DOCUMENT PASSAGE
--- --- ---

Meanwhile, The Tampa Bay Times reported that a Newpoint charter school in St. Petersburg paid $4,300 to equip a classroom with a teacher’s desk, two cabinets, three tables and 25 chairs. According to the newspaper, if the items had been purchased from the Pinellas County School District warehouse, they would have cost about a third of that amount. Likewise, a Newpoint charter school in Clearwater bought 26 beanbag chairs—for $99.50 each.
Justice Served
In May 2016, an Escambia County Grand Jury indicted Newpoint Education Partners and three of its vendors—School Warehouse, Inc., Red Ignition, LLC, and Epiphany Management, LLC—for grand theft, money laundering and aggravated white collar crime. Newpoint and the vendors were charged with fraudulently billing the local charter schools for hundreds of thousands of dollars of supplies, equipment and services.
The state attorney’s investigation uncovered that May masterminded this “massive” financial scheme with his co-defendant, Steven Kunkemoeller, who received a 4.5-year sentence to prison. It was May who positioned them as Newpoint vendors and used shell companies to sell furniture, uniforms, supplies, technology and services for more than triple the market rate to the 15 Florida charter schools he oversaw. May then laundered the money and kept most of the funds.
From 2007 to 2016, Newpoint took in $57 million in public funds, reported court records. May opened the schools on the pretense that he ran successful high-tech, innovative charter schools in Ohio.

--- --- ---

WHAT TO DO
- A) According to the Newpoint passage, how much did the Newpoint charter school in Clearwater pay for each beanbag chair?
- B) Echo the Newpoint passage from "Meanwhile, The Tampa" to "equipment and services.".
The records have no role here.

--- --- ---

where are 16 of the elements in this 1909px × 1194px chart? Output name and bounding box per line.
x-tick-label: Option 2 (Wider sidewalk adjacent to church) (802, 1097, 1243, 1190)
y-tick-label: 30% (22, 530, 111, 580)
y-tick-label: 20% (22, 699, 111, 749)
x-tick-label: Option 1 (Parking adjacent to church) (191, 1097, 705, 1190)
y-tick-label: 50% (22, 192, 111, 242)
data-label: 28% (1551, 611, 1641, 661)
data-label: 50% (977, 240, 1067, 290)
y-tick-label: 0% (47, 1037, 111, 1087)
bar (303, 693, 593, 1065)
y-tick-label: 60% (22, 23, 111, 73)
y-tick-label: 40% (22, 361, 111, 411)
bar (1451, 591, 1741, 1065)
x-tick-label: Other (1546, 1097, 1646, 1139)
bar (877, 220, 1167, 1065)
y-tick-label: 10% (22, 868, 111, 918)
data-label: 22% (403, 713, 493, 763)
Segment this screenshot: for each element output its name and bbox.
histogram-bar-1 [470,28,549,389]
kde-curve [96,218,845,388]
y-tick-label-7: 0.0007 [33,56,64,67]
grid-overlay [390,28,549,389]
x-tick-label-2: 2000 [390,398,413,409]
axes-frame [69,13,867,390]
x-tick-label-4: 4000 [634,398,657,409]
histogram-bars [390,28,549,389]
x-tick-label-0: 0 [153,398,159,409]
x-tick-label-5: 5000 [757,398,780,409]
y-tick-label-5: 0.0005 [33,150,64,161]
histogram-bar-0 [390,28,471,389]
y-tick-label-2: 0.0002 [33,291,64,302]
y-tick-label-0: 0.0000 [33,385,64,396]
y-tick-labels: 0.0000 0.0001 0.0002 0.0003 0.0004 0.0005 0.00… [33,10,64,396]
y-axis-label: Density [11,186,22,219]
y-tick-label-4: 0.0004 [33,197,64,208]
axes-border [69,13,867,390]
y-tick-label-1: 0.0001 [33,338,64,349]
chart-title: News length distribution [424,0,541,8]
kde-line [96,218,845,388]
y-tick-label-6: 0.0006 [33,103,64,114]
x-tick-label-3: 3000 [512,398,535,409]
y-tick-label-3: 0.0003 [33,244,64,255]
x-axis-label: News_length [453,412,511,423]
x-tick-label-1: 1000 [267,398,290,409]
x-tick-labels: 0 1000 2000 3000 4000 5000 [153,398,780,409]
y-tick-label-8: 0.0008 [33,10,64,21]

--- --- ---

SOLUTIONS FOR EACH TASK
- A) $99.50 each.

- B)
Meanwhile, The Tampa Bay Times reported that a Newpoint charter school in St. Petersburg paid $4,300 to equip a classroom with a teacher’s desk, two cabinets, three tables and 25 chairs. According to the newspaper, if the items had been purchased from the Pinellas County School District warehouse, they would have cost about a third of that amount. Likewise, a Newpoint charter school in Clearwater bought 26 beanbag chairs—for $99.50 each.
Justice Served
In May 2016, an Escambia County Grand Jury indicted Newpoint Education Partners and three of its vendors—School Warehouse, Inc., Red Ignition, LLC, and Epiphany Management, LLC—for grand theft, money laundering and aggravated white collar crime. Newpoint and the vendors were charged with fraudulently billing the local charter schools for hundreds of thousands of dollars of supplies, equipment and services.